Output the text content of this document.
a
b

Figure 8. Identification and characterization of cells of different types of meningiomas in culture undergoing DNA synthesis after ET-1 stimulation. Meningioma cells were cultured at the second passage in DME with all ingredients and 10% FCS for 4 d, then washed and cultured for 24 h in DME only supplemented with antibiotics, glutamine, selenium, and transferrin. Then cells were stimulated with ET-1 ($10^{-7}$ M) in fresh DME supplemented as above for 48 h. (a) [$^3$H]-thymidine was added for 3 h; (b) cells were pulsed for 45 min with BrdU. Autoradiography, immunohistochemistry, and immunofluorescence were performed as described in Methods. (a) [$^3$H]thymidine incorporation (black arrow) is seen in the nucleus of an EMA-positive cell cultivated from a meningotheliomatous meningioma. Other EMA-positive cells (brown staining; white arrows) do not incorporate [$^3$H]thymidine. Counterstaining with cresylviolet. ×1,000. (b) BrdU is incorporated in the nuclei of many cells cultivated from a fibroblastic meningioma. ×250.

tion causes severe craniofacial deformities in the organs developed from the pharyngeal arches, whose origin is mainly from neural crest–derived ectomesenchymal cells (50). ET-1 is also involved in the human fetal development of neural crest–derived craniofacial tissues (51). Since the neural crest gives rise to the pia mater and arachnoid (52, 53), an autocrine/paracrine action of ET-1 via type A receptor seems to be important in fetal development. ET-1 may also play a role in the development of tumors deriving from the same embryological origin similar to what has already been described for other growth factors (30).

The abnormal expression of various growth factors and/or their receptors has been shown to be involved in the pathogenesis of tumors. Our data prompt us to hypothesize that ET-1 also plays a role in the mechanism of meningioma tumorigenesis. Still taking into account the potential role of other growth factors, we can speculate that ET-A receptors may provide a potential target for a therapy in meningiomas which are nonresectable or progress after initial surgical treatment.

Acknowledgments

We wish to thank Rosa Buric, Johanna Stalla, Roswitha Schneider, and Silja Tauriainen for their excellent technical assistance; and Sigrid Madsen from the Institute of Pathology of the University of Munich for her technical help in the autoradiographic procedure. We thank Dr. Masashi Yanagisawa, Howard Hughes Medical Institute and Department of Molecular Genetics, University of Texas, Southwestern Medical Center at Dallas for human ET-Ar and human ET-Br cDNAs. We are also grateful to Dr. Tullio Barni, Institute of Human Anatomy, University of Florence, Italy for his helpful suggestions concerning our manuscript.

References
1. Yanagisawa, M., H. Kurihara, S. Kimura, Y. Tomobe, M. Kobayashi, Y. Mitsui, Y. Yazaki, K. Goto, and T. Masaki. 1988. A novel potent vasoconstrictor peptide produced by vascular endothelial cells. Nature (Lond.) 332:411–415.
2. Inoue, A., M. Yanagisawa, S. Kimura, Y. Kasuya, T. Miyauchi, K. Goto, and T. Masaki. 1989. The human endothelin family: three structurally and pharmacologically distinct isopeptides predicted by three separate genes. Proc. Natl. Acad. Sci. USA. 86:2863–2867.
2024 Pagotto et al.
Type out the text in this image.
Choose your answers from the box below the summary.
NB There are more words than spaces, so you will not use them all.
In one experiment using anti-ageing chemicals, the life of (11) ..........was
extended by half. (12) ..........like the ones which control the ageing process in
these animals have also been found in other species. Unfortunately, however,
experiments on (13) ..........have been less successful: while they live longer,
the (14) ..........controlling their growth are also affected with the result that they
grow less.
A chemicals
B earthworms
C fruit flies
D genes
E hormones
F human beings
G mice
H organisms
────
Goal of the exercise> Search the entries above for "this". Return every line that has it.

Answer area>
Output the text content of this document.
Type out the text in this image.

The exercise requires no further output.